== Material to process ==
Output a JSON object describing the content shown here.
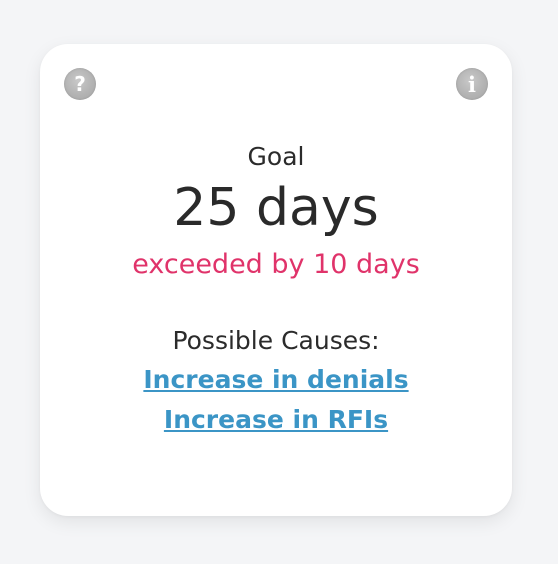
{
  "card": {
    "goal_label": "Goal",
    "goal_value": "25 days",
    "status_text": "exceeded by 10 days",
    "causes_label": "Possible Causes:",
    "causes": [
      "Increase in denials",
      "Increase in RFIs"
    ],
    "icons": {
      "help": "help-icon",
      "info": "info-icon"
    }
  },
  "colors": {
    "exceeded": "#e0336a",
    "link": "#3b95c6",
    "icon": "#b3b3b3"
  }
}
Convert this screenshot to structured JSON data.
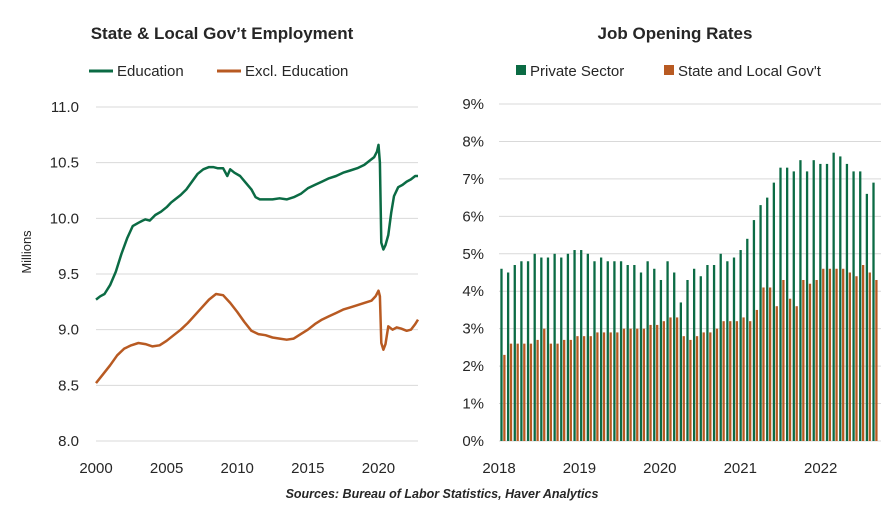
{
  "source": "Sources: Bureau of Labor Statistics, Haver Analytics",
  "colors": {
    "green": "#0b6b44",
    "orange": "#b85a22",
    "grid": "#d9d9d9"
  },
  "chart_data": [
    {
      "type": "line",
      "title": "State & Local Gov’t Employment",
      "ylabel": "Millions",
      "xlim": [
        2000,
        2022.8
      ],
      "ylim": [
        8.0,
        11.0
      ],
      "xticks": [
        2000,
        2005,
        2010,
        2015,
        2020
      ],
      "xtick_labels": [
        "2000",
        "2005",
        "2010",
        "2015",
        "2020"
      ],
      "yticks": [
        8.0,
        8.5,
        9.0,
        9.5,
        10.0,
        10.5,
        11.0
      ],
      "ytick_labels": [
        "8.0",
        "8.5",
        "9.0",
        "9.5",
        "10.0",
        "10.5",
        "11.0"
      ],
      "grid": "horizontal",
      "legend": "top",
      "series": [
        {
          "name": "Education",
          "color": "#0b6b44",
          "x": [
            2000.0,
            2000.3,
            2000.6,
            2001.0,
            2001.4,
            2001.8,
            2002.2,
            2002.6,
            2003.0,
            2003.3,
            2003.5,
            2003.8,
            2004.2,
            2004.6,
            2005.0,
            2005.3,
            2005.6,
            2006.0,
            2006.4,
            2006.8,
            2007.2,
            2007.6,
            2008.0,
            2008.3,
            2008.6,
            2009.0,
            2009.3,
            2009.5,
            2009.8,
            2010.2,
            2010.6,
            2011.0,
            2011.3,
            2011.6,
            2012.0,
            2012.5,
            2013.0,
            2013.5,
            2014.0,
            2014.5,
            2015.0,
            2015.5,
            2016.0,
            2016.5,
            2017.0,
            2017.5,
            2018.0,
            2018.5,
            2019.0,
            2019.4,
            2019.7,
            2019.9,
            2020.0,
            2020.1,
            2020.2,
            2020.35,
            2020.5,
            2020.7,
            2020.9,
            2021.1,
            2021.4,
            2021.7,
            2022.0,
            2022.3,
            2022.6,
            2022.8
          ],
          "values": [
            9.27,
            9.3,
            9.32,
            9.4,
            9.52,
            9.68,
            9.82,
            9.93,
            9.96,
            9.98,
            9.99,
            9.98,
            10.03,
            10.06,
            10.1,
            10.14,
            10.17,
            10.21,
            10.26,
            10.33,
            10.4,
            10.44,
            10.46,
            10.46,
            10.45,
            10.45,
            10.38,
            10.44,
            10.41,
            10.38,
            10.32,
            10.26,
            10.19,
            10.17,
            10.17,
            10.17,
            10.18,
            10.17,
            10.19,
            10.22,
            10.27,
            10.3,
            10.33,
            10.36,
            10.38,
            10.41,
            10.43,
            10.45,
            10.48,
            10.52,
            10.55,
            10.6,
            10.66,
            10.5,
            9.78,
            9.72,
            9.76,
            9.85,
            10.05,
            10.2,
            10.28,
            10.3,
            10.33,
            10.35,
            10.38,
            10.38
          ]
        },
        {
          "name": "Excl. Education",
          "color": "#b85a22",
          "x": [
            2000.0,
            2000.5,
            2001.0,
            2001.5,
            2002.0,
            2002.5,
            2003.0,
            2003.5,
            2004.0,
            2004.5,
            2005.0,
            2005.5,
            2006.0,
            2006.5,
            2007.0,
            2007.5,
            2008.0,
            2008.5,
            2009.0,
            2009.5,
            2010.0,
            2010.5,
            2011.0,
            2011.5,
            2012.0,
            2012.5,
            2013.0,
            2013.5,
            2014.0,
            2014.5,
            2015.0,
            2015.5,
            2016.0,
            2016.5,
            2017.0,
            2017.5,
            2018.0,
            2018.5,
            2019.0,
            2019.5,
            2019.8,
            2020.0,
            2020.1,
            2020.2,
            2020.35,
            2020.5,
            2020.7,
            2021.0,
            2021.3,
            2021.6,
            2022.0,
            2022.3,
            2022.6,
            2022.8
          ],
          "values": [
            8.52,
            8.6,
            8.68,
            8.77,
            8.83,
            8.86,
            8.88,
            8.87,
            8.85,
            8.86,
            8.9,
            8.95,
            9.0,
            9.06,
            9.13,
            9.2,
            9.27,
            9.32,
            9.31,
            9.24,
            9.16,
            9.07,
            8.99,
            8.96,
            8.95,
            8.93,
            8.92,
            8.91,
            8.92,
            8.96,
            9.0,
            9.05,
            9.09,
            9.12,
            9.15,
            9.18,
            9.2,
            9.22,
            9.24,
            9.26,
            9.3,
            9.35,
            9.3,
            8.88,
            8.82,
            8.87,
            9.03,
            9.0,
            9.02,
            9.01,
            8.99,
            9.0,
            9.05,
            9.09
          ]
        }
      ]
    },
    {
      "type": "bar",
      "title": "Job Opening Rates",
      "xlim": [
        2018,
        2022.75
      ],
      "ylim": [
        0,
        9
      ],
      "xticks": [
        2018,
        2019,
        2020,
        2021,
        2022
      ],
      "xtick_labels": [
        "2018",
        "2019",
        "2020",
        "2021",
        "2022"
      ],
      "yticks": [
        0,
        1,
        2,
        3,
        4,
        5,
        6,
        7,
        8,
        9
      ],
      "ytick_labels": [
        "0%",
        "1%",
        "2%",
        "3%",
        "4%",
        "5%",
        "6%",
        "7%",
        "8%",
        "9%"
      ],
      "grid": "horizontal",
      "legend": "top",
      "categories": [
        "Jan 2018",
        "Feb 2018",
        "Mar 2018",
        "Apr 2018",
        "May 2018",
        "Jun 2018",
        "Jul 2018",
        "Aug 2018",
        "Sep 2018",
        "Oct 2018",
        "Nov 2018",
        "Dec 2018",
        "Jan 2019",
        "Feb 2019",
        "Mar 2019",
        "Apr 2019",
        "May 2019",
        "Jun 2019",
        "Jul 2019",
        "Aug 2019",
        "Sep 2019",
        "Oct 2019",
        "Nov 2019",
        "Dec 2019",
        "Jan 2020",
        "Feb 2020",
        "Mar 2020",
        "Apr 2020",
        "May 2020",
        "Jun 2020",
        "Jul 2020",
        "Aug 2020",
        "Sep 2020",
        "Oct 2020",
        "Nov 2020",
        "Dec 2020",
        "Jan 2021",
        "Feb 2021",
        "Mar 2021",
        "Apr 2021",
        "May 2021",
        "Jun 2021",
        "Jul 2021",
        "Aug 2021",
        "Sep 2021",
        "Oct 2021",
        "Nov 2021",
        "Dec 2021",
        "Jan 2022",
        "Feb 2022",
        "Mar 2022",
        "Apr 2022",
        "May 2022",
        "Jun 2022",
        "Jul 2022",
        "Aug 2022",
        "Sep 2022"
      ],
      "series": [
        {
          "name": "Private Sector",
          "color": "#0b6b44",
          "values": [
            4.6,
            4.5,
            4.7,
            4.8,
            4.8,
            5.0,
            4.9,
            4.9,
            5.0,
            4.9,
            5.0,
            5.1,
            5.1,
            5.0,
            4.8,
            4.9,
            4.8,
            4.8,
            4.8,
            4.7,
            4.7,
            4.5,
            4.8,
            4.6,
            4.3,
            4.8,
            4.5,
            3.7,
            4.3,
            4.6,
            4.4,
            4.7,
            4.7,
            5.0,
            4.8,
            4.9,
            5.1,
            5.4,
            5.9,
            6.3,
            6.5,
            6.9,
            7.3,
            7.3,
            7.2,
            7.5,
            7.2,
            7.5,
            7.4,
            7.4,
            7.7,
            7.6,
            7.4,
            7.2,
            7.2,
            6.6,
            6.9
          ]
        },
        {
          "name": "State and Local Gov't",
          "color": "#b85a22",
          "values": [
            2.3,
            2.6,
            2.6,
            2.6,
            2.6,
            2.7,
            3.0,
            2.6,
            2.6,
            2.7,
            2.7,
            2.8,
            2.8,
            2.8,
            2.9,
            2.9,
            2.9,
            2.9,
            3.0,
            3.0,
            3.0,
            3.0,
            3.1,
            3.1,
            3.2,
            3.3,
            3.3,
            2.8,
            2.7,
            2.8,
            2.9,
            2.9,
            3.0,
            3.2,
            3.2,
            3.2,
            3.3,
            3.2,
            3.5,
            4.1,
            4.1,
            3.6,
            4.3,
            3.8,
            3.6,
            4.3,
            4.2,
            4.3,
            4.6,
            4.6,
            4.6,
            4.6,
            4.5,
            4.4,
            4.7,
            4.5,
            4.3
          ]
        }
      ]
    }
  ]
}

== Direction ==
From the data above, work out how many lines hold "days". Answer with the number alone.

== Exercise answer ==
2